WORK REQUIRED:
Change every "legend-swatch-icon" to "legend-marker-icon" throughout the material and give the lines again with nothing else altered. Leave the pictures out of your answer.

A block of data:
•••

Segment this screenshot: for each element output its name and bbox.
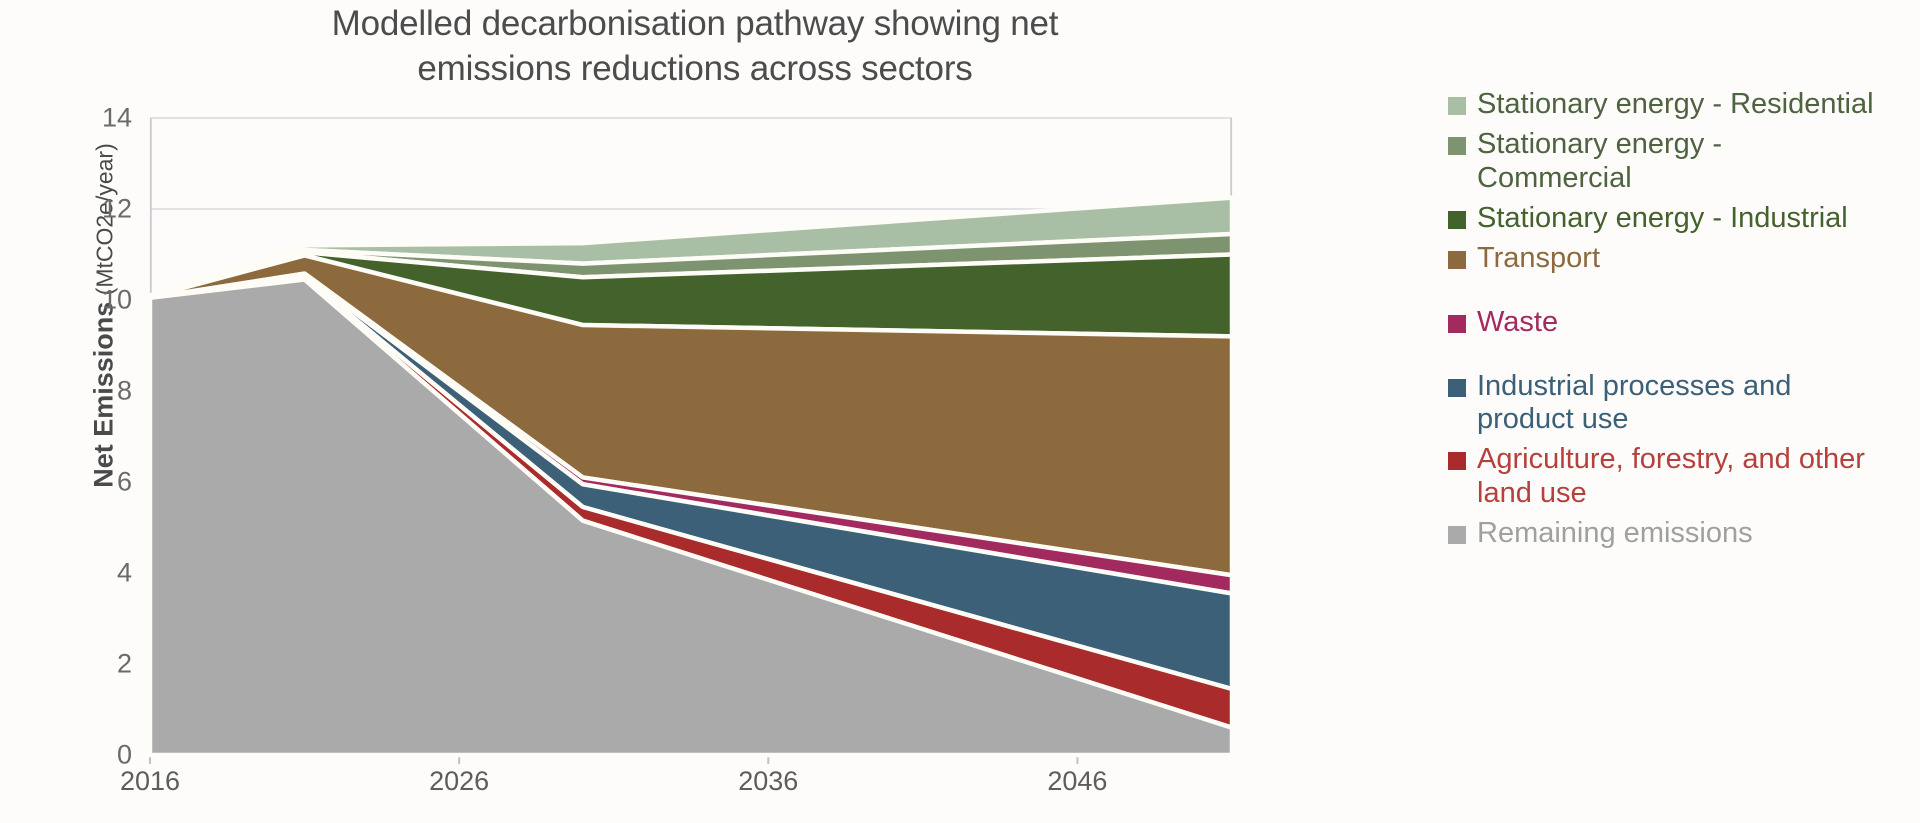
legend-item-waste[interactable]: Waste [1448,306,1908,340]
legend-item-transport[interactable]: Transport [1448,242,1908,276]
legend-item-label: Stationary energy - Residential [1477,88,1874,122]
legend-swatch-icon [1448,452,1466,470]
y-axis-tick-12: 12 [72,194,132,225]
chart-legend: Stationary energy - ResidentialStationar… [1448,88,1908,557]
legend-item-label: Stationary energy - Commercial [1477,128,1877,196]
legend-swatch-icon [1448,137,1466,155]
legend-swatch-icon [1448,526,1466,544]
y-axis-tick-2: 2 [72,649,132,680]
y-axis-tick-8: 8 [72,376,132,407]
y-axis-tick-10: 10 [72,285,132,316]
y-axis-tick-4: 4 [72,558,132,589]
x-axis-tick-2036: 2036 [708,766,828,797]
legend-item-label: Remaining emissions [1477,517,1753,551]
x-axis-tick-2026: 2026 [399,766,519,797]
area-series-group [150,198,1232,755]
legend-item-label: Stationary energy - Industrial [1477,202,1848,236]
legend-item-label: Industrial processes and product use [1477,370,1877,438]
chart-title-line-2: emissions reductions across sectors [150,47,1240,92]
y-axis-tick-14: 14 [72,103,132,134]
legend-swatch-icon [1448,211,1466,229]
x-axis-tick-2016: 2016 [90,766,210,797]
legend-item-agriculture-forestry-and-other-land-use[interactable]: Agriculture, forestry, and other land us… [1448,443,1908,511]
page-title: Modelled decarbonisation pathway showing… [150,2,1240,92]
legend-swatch-icon [1448,315,1466,333]
x-axis-tick-2046: 2046 [1017,766,1137,797]
legend-swatch-icon [1448,251,1466,269]
chart-plot-area [150,118,1232,755]
legend-swatch-icon [1448,97,1466,115]
y-axis-title: Net Emissions (MtCO2e/year) [89,106,120,526]
stacked-area-chart [150,118,1232,755]
y-axis-tick-6: 6 [72,467,132,498]
legend-item-industrial-processes-and-product-use[interactable]: Industrial processes and product use [1448,370,1908,438]
legend-item-label: Agriculture, forestry, and other land us… [1477,443,1877,511]
legend-swatch-icon [1448,379,1466,397]
legend-item-label: Transport [1477,242,1600,276]
legend-item-remaining-emissions[interactable]: Remaining emissions [1448,517,1908,551]
legend-item-stationary-energy-industrial[interactable]: Stationary energy - Industrial [1448,202,1908,236]
legend-item-stationary-energy-residential[interactable]: Stationary energy - Residential [1448,88,1908,122]
legend-item-label: Waste [1477,306,1558,340]
legend-item-stationary-energy-commercial[interactable]: Stationary energy - Commercial [1448,128,1908,196]
chart-title-line-1: Modelled decarbonisation pathway showing… [150,2,1240,47]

•••

FULL OUTPUT:
Segment this screenshot: for each element output its name and bbox.
legend-item-waste[interactable]: Waste [1448,306,1908,340]
legend-item-transport[interactable]: Transport [1448,242,1908,276]
legend-item-label: Stationary energy - Residential [1477,88,1874,122]
legend-marker-icon [1448,452,1466,470]
y-axis-tick-12: 12 [72,194,132,225]
chart-legend: Stationary energy - ResidentialStationar… [1448,88,1908,557]
legend-item-label: Stationary energy - Commercial [1477,128,1877,196]
legend-marker-icon [1448,137,1466,155]
legend-marker-icon [1448,526,1466,544]
y-axis-tick-2: 2 [72,649,132,680]
y-axis-tick-8: 8 [72,376,132,407]
y-axis-tick-10: 10 [72,285,132,316]
y-axis-tick-4: 4 [72,558,132,589]
x-axis-tick-2036: 2036 [708,766,828,797]
legend-item-label: Remaining emissions [1477,517,1753,551]
x-axis-tick-2026: 2026 [399,766,519,797]
area-series-group [150,198,1232,755]
legend-item-label: Stationary energy - Industrial [1477,202,1848,236]
legend-item-label: Industrial processes and product use [1477,370,1877,438]
chart-title-line-2: emissions reductions across sectors [150,47,1240,92]
y-axis-tick-14: 14 [72,103,132,134]
legend-marker-icon [1448,211,1466,229]
x-axis-tick-2016: 2016 [90,766,210,797]
legend-item-agriculture-forestry-and-other-land-use[interactable]: Agriculture, forestry, and other land us… [1448,443,1908,511]
page-title: Modelled decarbonisation pathway showing… [150,2,1240,92]
legend-marker-icon [1448,315,1466,333]
x-axis-tick-2046: 2046 [1017,766,1137,797]
legend-marker-icon [1448,251,1466,269]
chart-plot-area [150,118,1232,755]
legend-marker-icon [1448,97,1466,115]
y-axis-title: Net Emissions (MtCO2e/year) [89,106,120,526]
stacked-area-chart [150,118,1232,755]
y-axis-tick-6: 6 [72,467,132,498]
legend-item-industrial-processes-and-product-use[interactable]: Industrial processes and product use [1448,370,1908,438]
legend-item-label: Agriculture, forestry, and other land us… [1477,443,1877,511]
legend-marker-icon [1448,379,1466,397]
legend-item-label: Transport [1477,242,1600,276]
legend-item-remaining-emissions[interactable]: Remaining emissions [1448,517,1908,551]
legend-item-stationary-energy-industrial[interactable]: Stationary energy - Industrial [1448,202,1908,236]
legend-item-stationary-energy-residential[interactable]: Stationary energy - Residential [1448,88,1908,122]
legend-item-label: Waste [1477,306,1558,340]
legend-item-stationary-energy-commercial[interactable]: Stationary energy - Commercial [1448,128,1908,196]
chart-title-line-1: Modelled decarbonisation pathway showing… [150,2,1240,47]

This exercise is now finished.